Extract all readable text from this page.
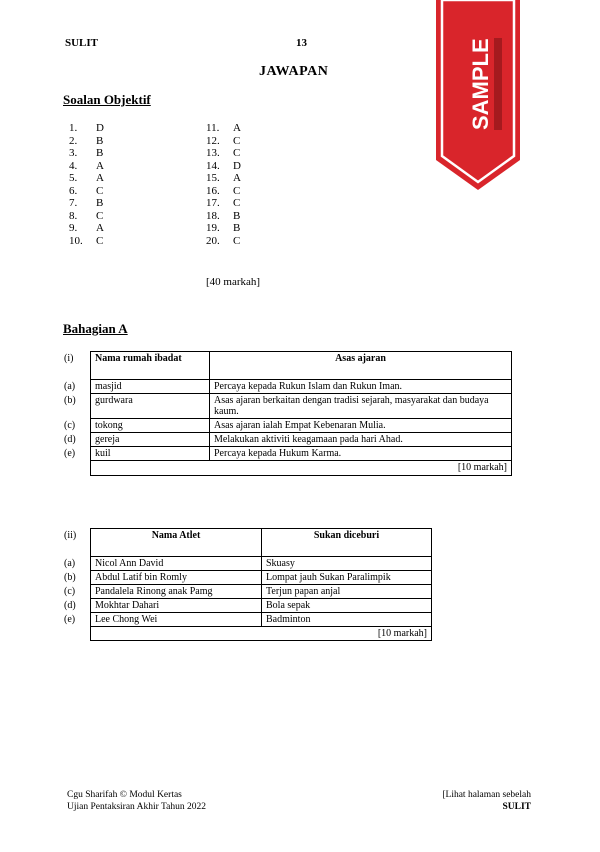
SULIT	13
JAWAPAN	SAMPLE
Soalan Objektif
1.	D
2.	B
3.	B
4.	A
5.	A
6.	C
7.	B
8.	C
9.	A
10.	C
11.	A
12.	C
13.	C
14.	D
15.	A
16.	C
17.	C
18.	B
19.	B
20.	C
[40 markah]
Bahagian A
(i)	Nama rumah ibadat	Asas ajaran
(a)	masjid	Percaya kepada Rukun Islam dan Rukun Iman.
(b)	gurdwara	Asas ajaran berkaitan dengan tradisi sejarah, masyarakat dan budaya kaum.
(c)	tokong	Asas ajaran ialah Empat Kebenaran Mulia.
(d)	gereja	Melakukan aktiviti keagamaan pada hari Ahad.
(e)	kuil	Percaya kepada Hukum Karma.
	[10 markah]	
(ii)	Nama Atlet	Sukan diceburi
(a)	Nicol Ann David	Skuasy
(b)	Abdul Latif bin Romly	Lompat jauh Sukan Paralimpik
(c)	Pandalela Rinong anak Pamg	Terjun papan anjal
(d)	Mokhtar Dahari	Bola sepak
(e)	Lee Chong Wei	Badminton
	[10 markah]	
Cgu Sharifah © Modul Kertas
Ujian Pentaksiran Akhir Tahun 2022
[Lihat halaman sebelah
SULIT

━━━━━━━━━━

• Work instructions:
Omit the pictures, then output the rest of the listing exactly.

• Written answer:
Extract all readable text from this page.
SULIT	13
JAWAPAN	SAMPLE
Soalan Objektif
1.	D
2.	B
3.	B
4.	A
5.	A
6.	C
7.	B
8.	C
9.	A
10.	C
11.	A
12.	C
13.	C
14.	D
15.	A
16.	C
17.	C
18.	B
19.	B
20.	C
[40 markah]
Bahagian A
(i)	Nama rumah ibadat	Asas ajaran
(a)	masjid	Percaya kepada Rukun Islam dan Rukun Iman.
(b)	gurdwara	Asas ajaran berkaitan dengan tradisi sejarah, masyarakat dan budaya kaum.
(c)	tokong	Asas ajaran ialah Empat Kebenaran Mulia.
(d)	gereja	Melakukan aktiviti keagamaan pada hari Ahad.
(e)	kuil	Percaya kepada Hukum Karma.
	[10 markah]	
(ii)	Nama Atlet	Sukan diceburi
(a)	Nicol Ann David	Skuasy
(b)	Abdul Latif bin Romly	Lompat jauh Sukan Paralimpik
(c)	Pandalela Rinong anak Pamg	Terjun papan anjal
(d)	Mokhtar Dahari	Bola sepak
(e)	Lee Chong Wei	Badminton
	[10 markah]	
Cgu Sharifah © Modul Kertas
Ujian Pentaksiran Akhir Tahun 2022
[Lihat halaman sebelah
SULIT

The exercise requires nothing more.